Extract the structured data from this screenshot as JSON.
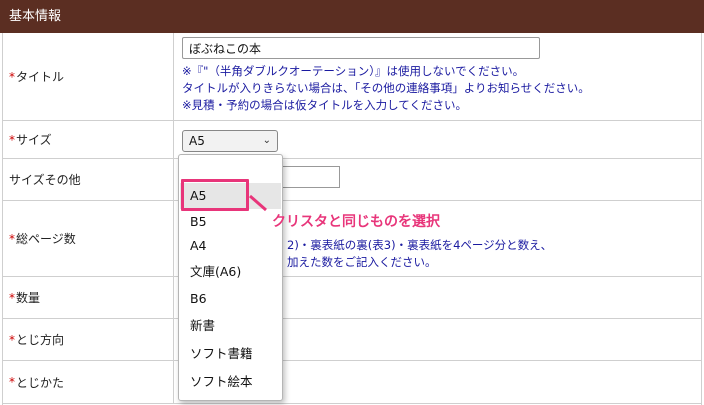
{
  "header": {
    "title": "基本情報"
  },
  "rows": {
    "title": {
      "label": "タイトル",
      "value": "ぼぶねこの本"
    },
    "size": {
      "label": "サイズ",
      "selected": "A5"
    },
    "size_other": {
      "label": "サイズその他"
    },
    "pages": {
      "label": "総ページ数"
    },
    "quantity": {
      "label": "数量"
    },
    "binding_dir": {
      "label": "とじ方向"
    },
    "binding_type": {
      "label": "とじかた"
    }
  },
  "title_notes": [
    "※『\"（半角ダブルクオーテーション）』は使用しないでください。",
    "タイトルが入りきらない場合は、「その他の連絡事項」よりお知らせください。",
    "※見積・予約の場合は仮タイトルを入力してください。"
  ],
  "pages_notes": [
    "2)・裏表紙の裏(表3)・裏表紙を4ページ分と数え、",
    "加えた数をご記入ください。"
  ],
  "dropdown": {
    "options": [
      "A5",
      "B5",
      "A4",
      "文庫(A6)",
      "B6",
      "新書",
      "ソフト書籍",
      "ソフト絵本"
    ]
  },
  "annotation": {
    "text": "クリスタと同じものを選択"
  },
  "required_mark": "*",
  "colors": {
    "header_bg": "#5b2e22",
    "annotation": "#e8357a",
    "note_text": "#1a1aa0",
    "required": "#cc0000"
  }
}
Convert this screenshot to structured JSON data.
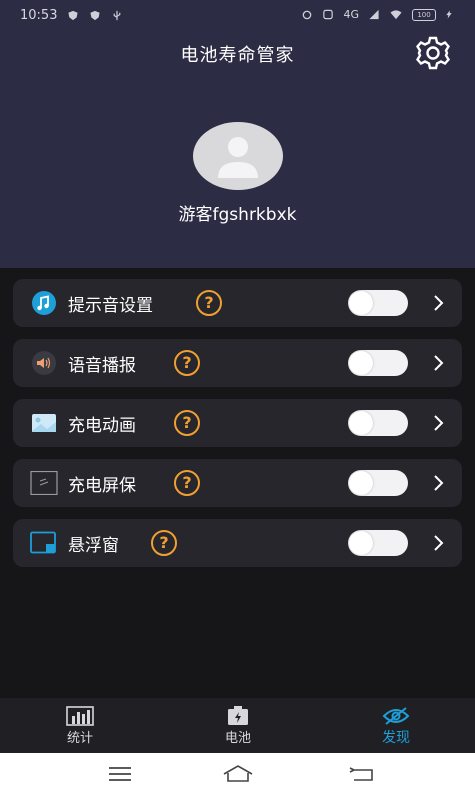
{
  "status_bar": {
    "time": "10:53",
    "battery": "100",
    "net": "4G"
  },
  "header": {
    "title": "电池寿命管家",
    "settings_icon": "gear-icon"
  },
  "profile": {
    "avatar_icon": "user-avatar-icon",
    "username": "游客fgshrkbxk"
  },
  "settings": [
    {
      "label": "提示音设置",
      "icon": "music-note-icon",
      "enabled": false
    },
    {
      "label": "语音播报",
      "icon": "speaker-icon",
      "enabled": false
    },
    {
      "label": "充电动画",
      "icon": "picture-icon",
      "enabled": false
    },
    {
      "label": "充电屏保",
      "icon": "screensaver-icon",
      "enabled": false
    },
    {
      "label": "悬浮窗",
      "icon": "floating-window-icon",
      "enabled": false
    }
  ],
  "help_glyph": "?",
  "tabs": [
    {
      "label": "统计",
      "icon": "bar-chart-icon",
      "active": false
    },
    {
      "label": "电池",
      "icon": "battery-icon",
      "active": false
    },
    {
      "label": "发现",
      "icon": "discover-eye-icon",
      "active": true
    }
  ],
  "colors": {
    "header_bg": "#2c2c44",
    "row_bg": "#26262c",
    "accent": "#1e9fd8",
    "help": "#f0a030"
  }
}
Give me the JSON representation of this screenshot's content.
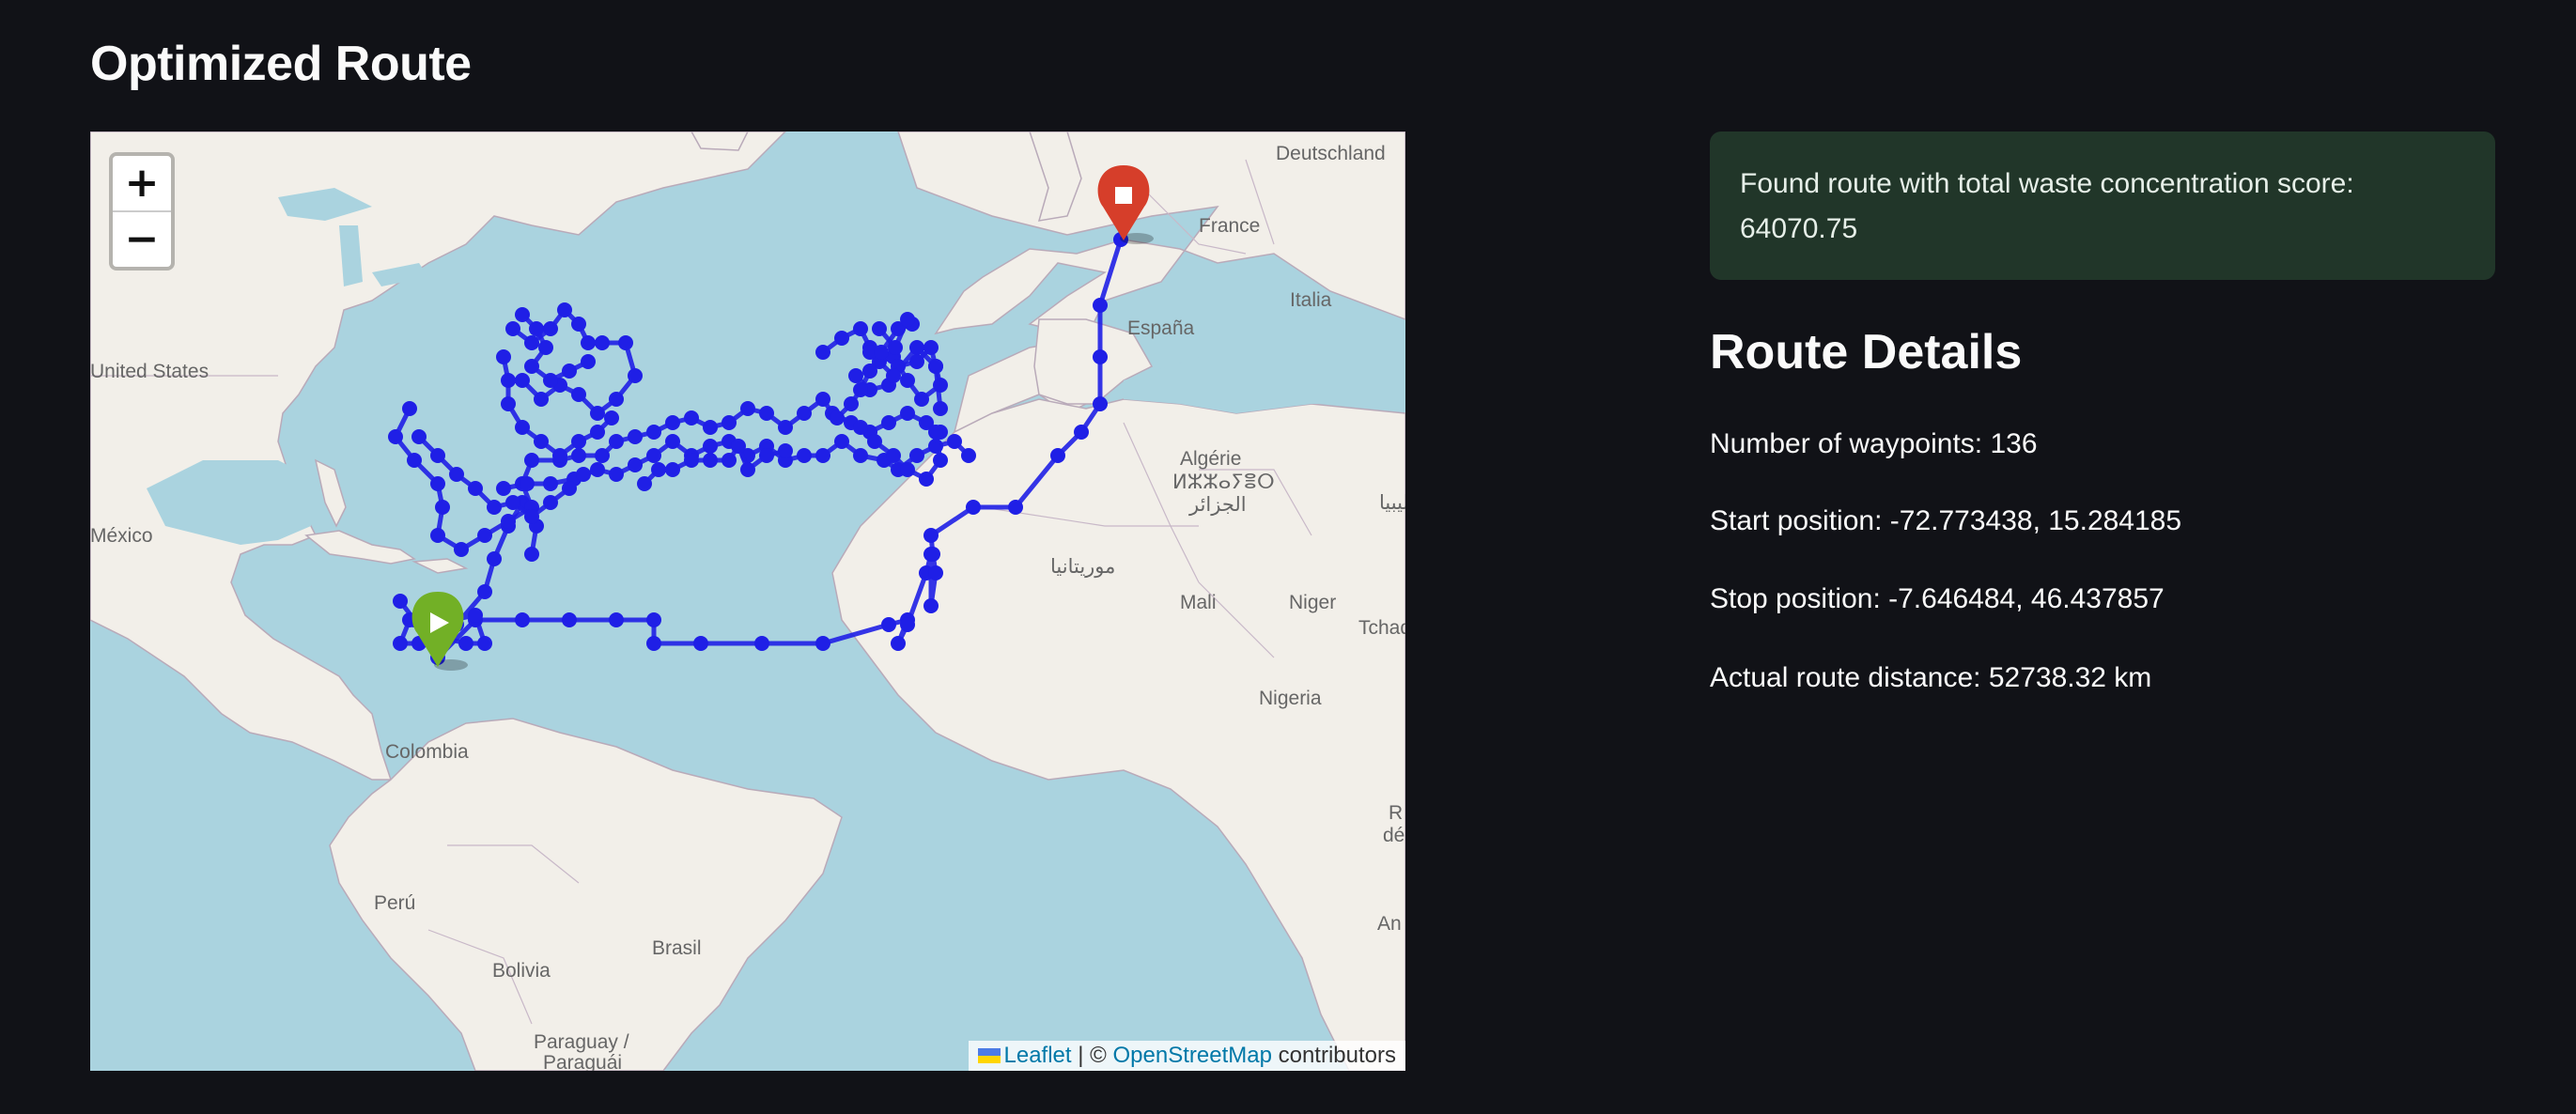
{
  "title": "Optimized Route",
  "map": {
    "zoom_in": "+",
    "zoom_out": "−",
    "labels": {
      "deutschland": "Deutschland",
      "france": "France",
      "italia": "Italia",
      "espana": "España",
      "united_states": "United States",
      "mexico": "México",
      "algerie": "Algérie",
      "algerie_tifinagh": "ⵍⵣⵣⴰⵢⴻⵔ",
      "algerie_arabic": "الجزائر",
      "mauritania_arabic": "موريتانيا",
      "mali": "Mali",
      "niger": "Niger",
      "tchad": "Tchad",
      "nigeria": "Nigeria",
      "colombia": "Colombia",
      "peru": "Perú",
      "brasil": "Brasil",
      "bolivia": "Bolivia",
      "paraguay": "Paraguay /",
      "paraguai": "Paraguái",
      "libya_arabic": "ليبيا",
      "edge_r": "R",
      "edge_de": "dé",
      "edge_an": "An"
    },
    "attribution": {
      "leaflet": "Leaflet",
      "separator": " | © ",
      "osm": "OpenStreetMap",
      "contributors": " contributors"
    },
    "route_color": "#1f1fe6",
    "start_marker_color": "#72b026",
    "end_marker_color": "#d63e2a"
  },
  "alert": {
    "text": "Found route with total waste concentration score: 64070.75",
    "background": "#213629"
  },
  "details": {
    "heading": "Route Details",
    "waypoints": "Number of waypoints: 136",
    "start": "Start position: -72.773438, 15.284185",
    "stop": "Stop position: -7.646484, 46.437857",
    "distance": "Actual route distance: 52738.32 km"
  }
}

▬▬▬▬▬▬

§ INSTRUCTIONS TO FOLLOW: Images in the records should not be copied. Repeat all the rest exactly.

§ THE SOLUTION:
Extract the structured data from this screenshot as JSON.
{
  "header": {
    "title": "基本情報"
  },
  "rows": {
    "title": {
      "label": "タイトル",
      "value": "ぼぶねこの本"
    },
    "size": {
      "label": "サイズ",
      "selected": "A5"
    },
    "size_other": {
      "label": "サイズその他"
    },
    "pages": {
      "label": "総ページ数"
    },
    "quantity": {
      "label": "数量"
    },
    "binding_dir": {
      "label": "とじ方向"
    },
    "binding_type": {
      "label": "とじかた"
    }
  },
  "title_notes": [
    "※『\"（半角ダブルクオーテーション）』は使用しないでください。",
    "タイトルが入りきらない場合は、「その他の連絡事項」よりお知らせください。",
    "※見積・予約の場合は仮タイトルを入力してください。"
  ],
  "pages_notes": [
    "2)・裏表紙の裏(表3)・裏表紙を4ページ分と数え、",
    "加えた数をご記入ください。"
  ],
  "dropdown": {
    "options": [
      "A5",
      "B5",
      "A4",
      "文庫(A6)",
      "B6",
      "新書",
      "ソフト書籍",
      "ソフト絵本"
    ]
  },
  "annotation": {
    "text": "クリスタと同じものを選択"
  },
  "required_mark": "*",
  "colors": {
    "header_bg": "#5b2e22",
    "annotation": "#e8357a",
    "note_text": "#1a1aa0",
    "required": "#cc0000"
  }
}
Convert this screenshot to structured JSON data.
{
  "status_bar": {
    "time": "10:53",
    "battery": "100",
    "net": "4G"
  },
  "header": {
    "title": "电池寿命管家",
    "settings_icon": "gear-icon"
  },
  "profile": {
    "avatar_icon": "user-avatar-icon",
    "username": "游客fgshrkbxk"
  },
  "settings": [
    {
      "label": "提示音设置",
      "icon": "music-note-icon",
      "enabled": false
    },
    {
      "label": "语音播报",
      "icon": "speaker-icon",
      "enabled": false
    },
    {
      "label": "充电动画",
      "icon": "picture-icon",
      "enabled": false
    },
    {
      "label": "充电屏保",
      "icon": "screensaver-icon",
      "enabled": false
    },
    {
      "label": "悬浮窗",
      "icon": "floating-window-icon",
      "enabled": false
    }
  ],
  "help_glyph": "?",
  "tabs": [
    {
      "label": "统计",
      "icon": "bar-chart-icon",
      "active": false
    },
    {
      "label": "电池",
      "icon": "battery-icon",
      "active": false
    },
    {
      "label": "发现",
      "icon": "discover-eye-icon",
      "active": true
    }
  ],
  "colors": {
    "header_bg": "#2c2c44",
    "row_bg": "#26262c",
    "accent": "#1e9fd8",
    "help": "#f0a030"
  }
}
Give me the JSON representation of this screenshot's content.
{
  "title": "Optimized Route",
  "map": {
    "zoom_in": "+",
    "zoom_out": "−",
    "labels": {
      "deutschland": "Deutschland",
      "france": "France",
      "italia": "Italia",
      "espana": "España",
      "united_states": "United States",
      "mexico": "México",
      "algerie": "Algérie",
      "algerie_tifinagh": "ⵍⵣⵣⴰⵢⴻⵔ",
      "algerie_arabic": "الجزائر",
      "mauritania_arabic": "موريتانيا",
      "mali": "Mali",
      "niger": "Niger",
      "tchad": "Tchad",
      "nigeria": "Nigeria",
      "colombia": "Colombia",
      "peru": "Perú",
      "brasil": "Brasil",
      "bolivia": "Bolivia",
      "paraguay": "Paraguay /",
      "paraguai": "Paraguái",
      "libya_arabic": "ليبيا",
      "edge_r": "R",
      "edge_de": "dé",
      "edge_an": "An"
    },
    "attribution": {
      "leaflet": "Leaflet",
      "separator": " | © ",
      "osm": "OpenStreetMap",
      "contributors": " contributors"
    },
    "route_color": "#1f1fe6",
    "start_marker_color": "#72b026",
    "end_marker_color": "#d63e2a"
  },
  "alert": {
    "text": "Found route with total waste concentration score: 64070.75",
    "background": "#213629"
  },
  "details": {
    "heading": "Route Details",
    "waypoints": "Number of waypoints: 136",
    "start": "Start position: -72.773438, 15.284185",
    "stop": "Stop position: -7.646484, 46.437857",
    "distance": "Actual route distance: 52738.32 km"
  }
}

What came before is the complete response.